→ **Set task**: Retype the material that follows, keeping every word as it is.

Stored data entries:
------------------------------------------------
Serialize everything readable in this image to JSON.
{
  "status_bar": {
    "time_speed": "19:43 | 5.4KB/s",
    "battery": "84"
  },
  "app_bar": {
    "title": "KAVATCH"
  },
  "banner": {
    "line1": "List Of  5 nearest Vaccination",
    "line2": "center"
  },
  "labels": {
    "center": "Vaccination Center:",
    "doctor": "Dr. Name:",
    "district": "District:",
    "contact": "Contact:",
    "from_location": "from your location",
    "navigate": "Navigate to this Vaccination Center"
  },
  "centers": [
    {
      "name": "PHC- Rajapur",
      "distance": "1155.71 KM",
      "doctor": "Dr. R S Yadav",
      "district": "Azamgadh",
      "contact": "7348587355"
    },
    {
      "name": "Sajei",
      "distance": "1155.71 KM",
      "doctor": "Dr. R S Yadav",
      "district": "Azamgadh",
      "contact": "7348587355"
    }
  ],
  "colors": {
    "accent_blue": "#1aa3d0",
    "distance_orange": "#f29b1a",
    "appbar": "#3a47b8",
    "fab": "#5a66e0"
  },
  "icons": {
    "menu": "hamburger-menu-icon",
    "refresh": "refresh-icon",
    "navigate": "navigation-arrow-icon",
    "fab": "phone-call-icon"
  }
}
------------------------------------------------
→ **Exercise output**:
Serialize everything readable in this image to JSON.
{
  "status_bar": {
    "time_speed": "19:43 | 5.4KB/s",
    "battery": "84"
  },
  "app_bar": {
    "title": "KAVATCH"
  },
  "banner": {
    "line1": "List Of  5 nearest Vaccination",
    "line2": "center"
  },
  "labels": {
    "center": "Vaccination Center:",
    "doctor": "Dr. Name:",
    "district": "District:",
    "contact": "Contact:",
    "from_location": "from your location",
    "navigate": "Navigate to this Vaccination Center"
  },
  "centers": [
    {
      "name": "PHC- Rajapur",
      "distance": "1155.71 KM",
      "doctor": "Dr. R S Yadav",
      "district": "Azamgadh",
      "contact": "7348587355"
    },
    {
      "name": "Sajei",
      "distance": "1155.71 KM",
      "doctor": "Dr. R S Yadav",
      "district": "Azamgadh",
      "contact": "7348587355"
    }
  ],
  "colors": {
    "accent_blue": "#1aa3d0",
    "distance_orange": "#f29b1a",
    "appbar": "#3a47b8",
    "fab": "#5a66e0"
  },
  "icons": {
    "menu": "hamburger-menu-icon",
    "refresh": "refresh-icon",
    "navigate": "navigation-arrow-icon",
    "fab": "phone-call-icon"
  }
}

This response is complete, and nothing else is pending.